Data items:
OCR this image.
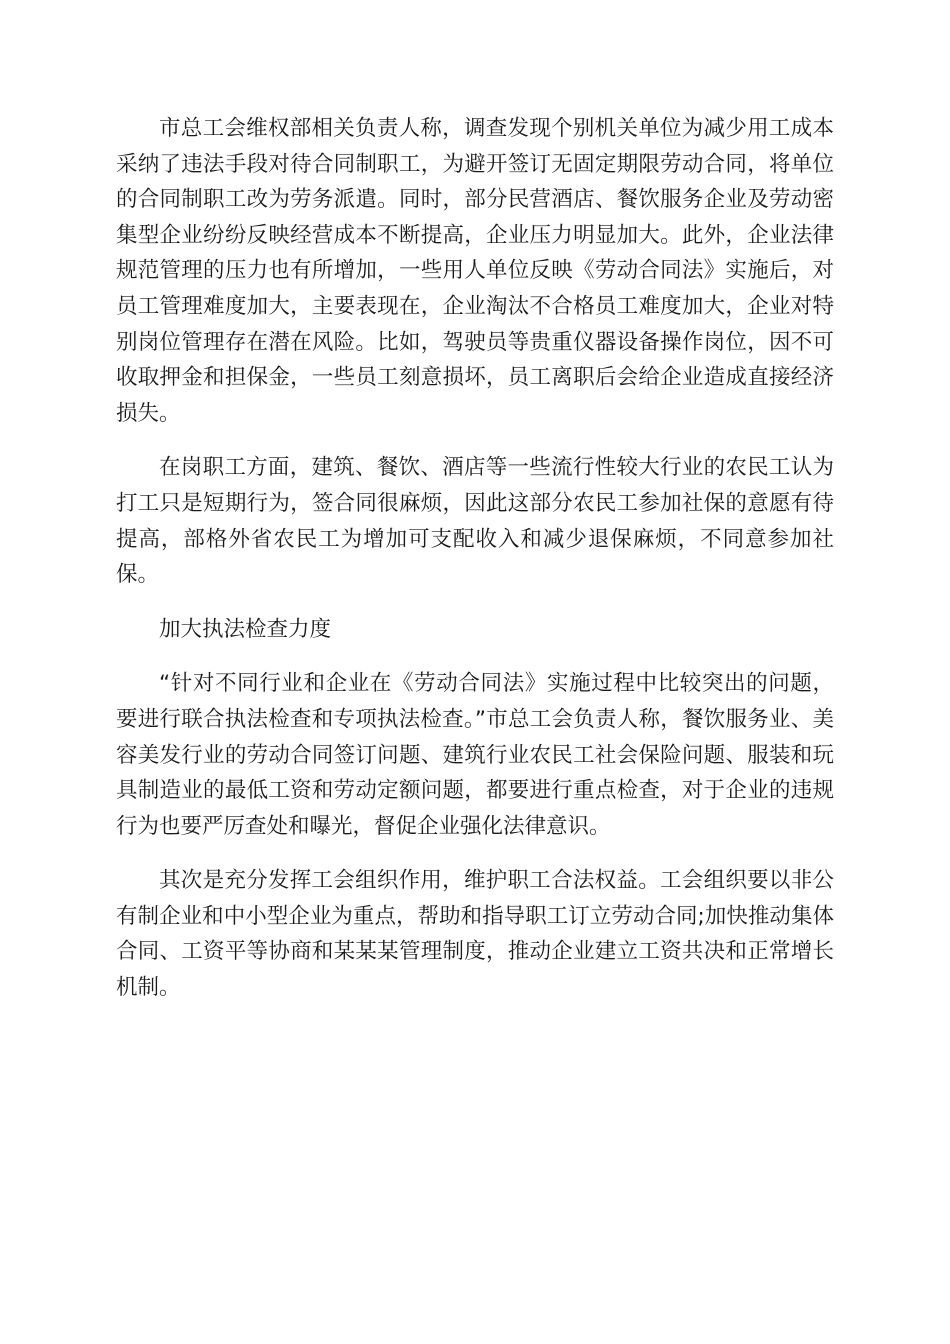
市总工会维权部相关负责人称，调查发现个别机关单位为减少用工成本采纳了违法手段对待合同制职工，为避开签订无固定期限劳动合同，将单位的合同制职工改为劳务派遣。同时，部分民营酒店、餐饮服务企业及劳动密集型企业纷纷反映经营成本不断提高，企业压力明显加大。此外，企业法律规范管理的压力也有所增加，一些用人单位反映《劳动合同法》实施后，对员工管理难度加大，主要表现在，企业淘汰不合格员工难度加大，企业对特别岗位管理存在潜在风险。比如，驾驶员等贵重仪器设备操作岗位，因不可收取押金和担保金，一些员工刻意损坏，员工离职后会给企业造成直接经济损失。

在岗职工方面，建筑、餐饮、酒店等一些流行性较大行业的农民工认为打工只是短期行为，签合同很麻烦，因此这部分农民工参加社保的意愿有待提高，部格外省农民工为增加可支配收入和减少退保麻烦，不同意参加社保。

加大执法检查力度

“针对不同行业和企业在《劳动合同法》实施过程中比较突出的问题，要进行联合执法检查和专项执法检查。”市总工会负责人称，餐饮服务业、美容美发行业的劳动合同签订问题、建筑行业农民工社会保险问题、服装和玩具制造业的最低工资和劳动定额问题，都要进行重点检查，对于企业的违规行为也要严厉查处和曝光，督促企业强化法律意识。

其次是充分发挥工会组织作用，维护职工合法权益。工会组织要以非公有制企业和中小型企业为重点，帮助和指导职工订立劳动合同;加快推动集体合同、工资平等协商和某某某管理制度，推动企业建立工资共决和正常增长机制。
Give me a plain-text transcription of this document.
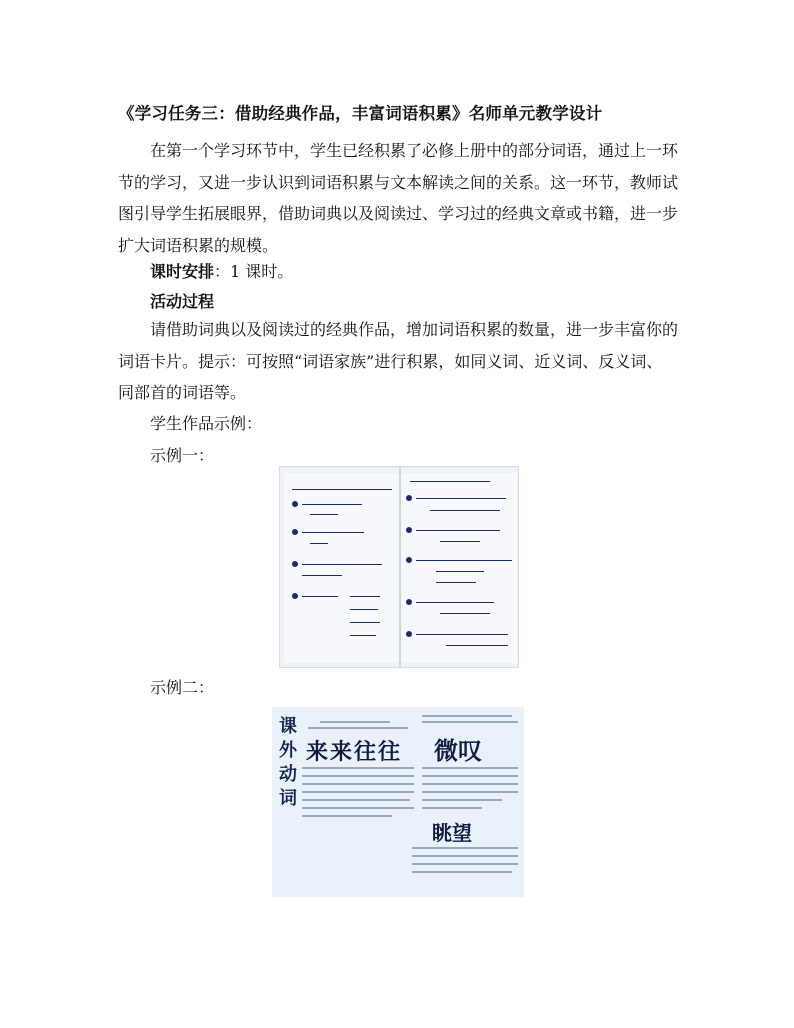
《学习任务三：借助经典作品，丰富词语积累》名师单元教学设计

在第一个学习环节中，学生已经积累了必修上册中的部分词语，通过上一环节的学习，又进一步认识到词语积累与文本解读之间的关系。这一环节，教师试图引导学生拓展眼界，借助词典以及阅读过、学习过的经典文章或书籍，进一步扩大词语积累的规模。

课时安排：1 课时。
活动过程

请借助词典以及阅读过的经典作品，增加词语积累的数量，进一步丰富你的词语卡片。提示：可按照“词语家族”进行积累，如同义词、近义词、反义词、同部首的词语等。

学生作品示例：
示例一：
示例二：
课外动词
来来往往 微叹
眺望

• _Your objective_:
Quote every entry exactly, with the pictures omitted.

• _Exercise answer_:
OCR this image.
市总工会维权部相关负责人称，调查发现个别机关单位为减少用工成本采纳了违法手段对待合同制职工，为避开签订无固定期限劳动合同，将单位的合同制职工改为劳务派遣。同时，部分民营酒店、餐饮服务企业及劳动密集型企业纷纷反映经营成本不断提高，企业压力明显加大。此外，企业法律规范管理的压力也有所增加，一些用人单位反映《劳动合同法》实施后，对员工管理难度加大，主要表现在，企业淘汰不合格员工难度加大，企业对特别岗位管理存在潜在风险。比如，驾驶员等贵重仪器设备操作岗位，因不可收取押金和担保金，一些员工刻意损坏，员工离职后会给企业造成直接经济损失。

在岗职工方面，建筑、餐饮、酒店等一些流行性较大行业的农民工认为打工只是短期行为，签合同很麻烦，因此这部分农民工参加社保的意愿有待提高，部格外省农民工为增加可支配收入和减少退保麻烦，不同意参加社保。

加大执法检查力度

“针对不同行业和企业在《劳动合同法》实施过程中比较突出的问题，要进行联合执法检查和专项执法检查。”市总工会负责人称，餐饮服务业、美容美发行业的劳动合同签订问题、建筑行业农民工社会保险问题、服装和玩具制造业的最低工资和劳动定额问题，都要进行重点检查，对于企业的违规行为也要严厉查处和曝光，督促企业强化法律意识。

其次是充分发挥工会组织作用，维护职工合法权益。工会组织要以非公有制企业和中小型企业为重点，帮助和指导职工订立劳动合同;加快推动集体合同、工资平等协商和某某某管理制度，推动企业建立工资共决和正常增长机制。
Give me a plain-text transcription of this document.
《学习任务三：借助经典作品，丰富词语积累》名师单元教学设计

在第一个学习环节中，学生已经积累了必修上册中的部分词语，通过上一环节的学习，又进一步认识到词语积累与文本解读之间的关系。这一环节，教师试图引导学生拓展眼界，借助词典以及阅读过、学习过的经典文章或书籍，进一步扩大词语积累的规模。

课时安排：1 课时。
活动过程

请借助词典以及阅读过的经典作品，增加词语积累的数量，进一步丰富你的词语卡片。提示：可按照“词语家族”进行积累，如同义词、近义词、反义词、同部首的词语等。

学生作品示例：
示例一：
示例二：
课外动词
来来往往 微叹
眺望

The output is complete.